What is needed – Retype each line exactly. Skip images.

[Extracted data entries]
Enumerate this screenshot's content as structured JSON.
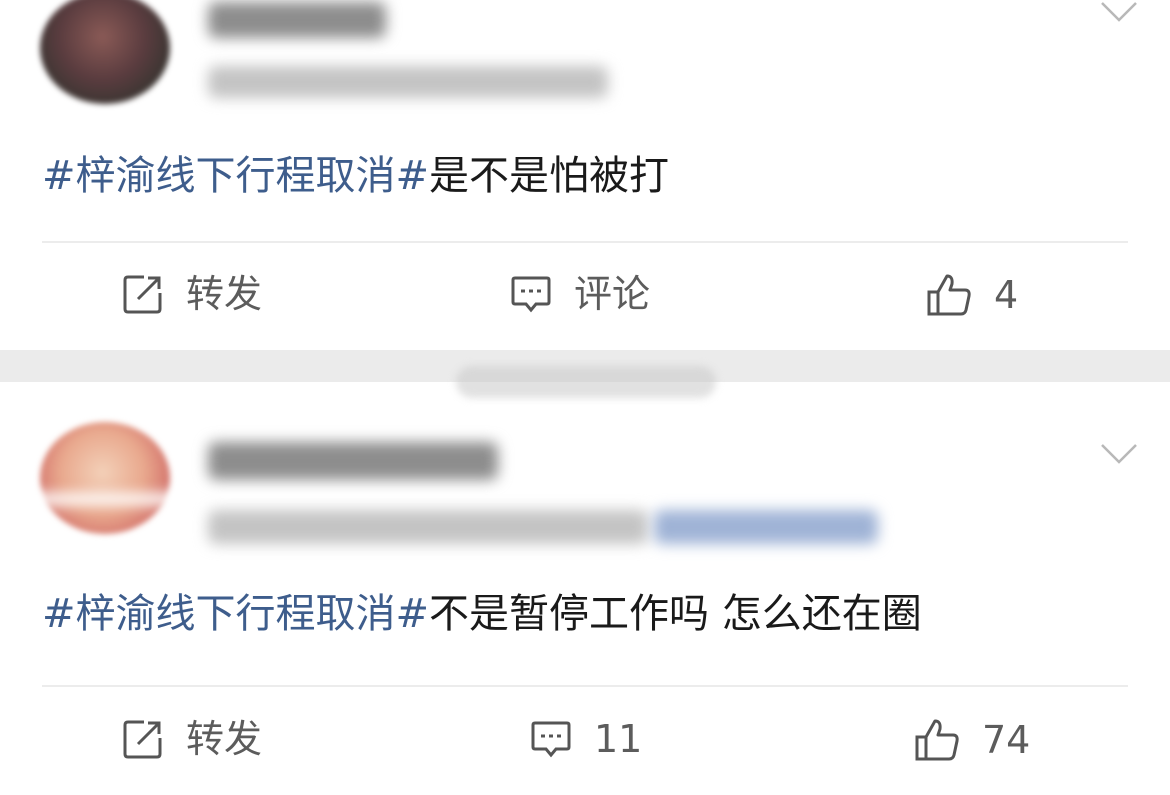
{
  "posts": [
    {
      "hashtag": "#梓渝线下行程取消#",
      "text": "是不是怕被打",
      "actions": {
        "repost_label": "转发",
        "comment_label": "评论",
        "like_count": "4"
      }
    },
    {
      "hashtag": "#梓渝线下行程取消#",
      "text": "不是暂停工作吗 怎么还在圈",
      "actions": {
        "repost_label": "转发",
        "comment_count": "11",
        "like_count": "74"
      }
    }
  ],
  "colors": {
    "hashtag": "#3e5d8c",
    "text": "#1a1a1a",
    "action": "#5c5c5c",
    "separator": "#ebebeb"
  },
  "icons": [
    "repost-icon",
    "comment-icon",
    "like-icon",
    "chevron-down-icon"
  ]
}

In response –
Enumerate this screenshot's content as structured JSON.
{
  "posts": [
    {
      "hashtag": "#梓渝线下行程取消#",
      "text": "是不是怕被打",
      "actions": {
        "repost_label": "转发",
        "comment_label": "评论",
        "like_count": "4"
      }
    },
    {
      "hashtag": "#梓渝线下行程取消#",
      "text": "不是暂停工作吗 怎么还在圈",
      "actions": {
        "repost_label": "转发",
        "comment_count": "11",
        "like_count": "74"
      }
    }
  ],
  "colors": {
    "hashtag": "#3e5d8c",
    "text": "#1a1a1a",
    "action": "#5c5c5c",
    "separator": "#ebebeb"
  },
  "icons": [
    "repost-icon",
    "comment-icon",
    "like-icon",
    "chevron-down-icon"
  ]
}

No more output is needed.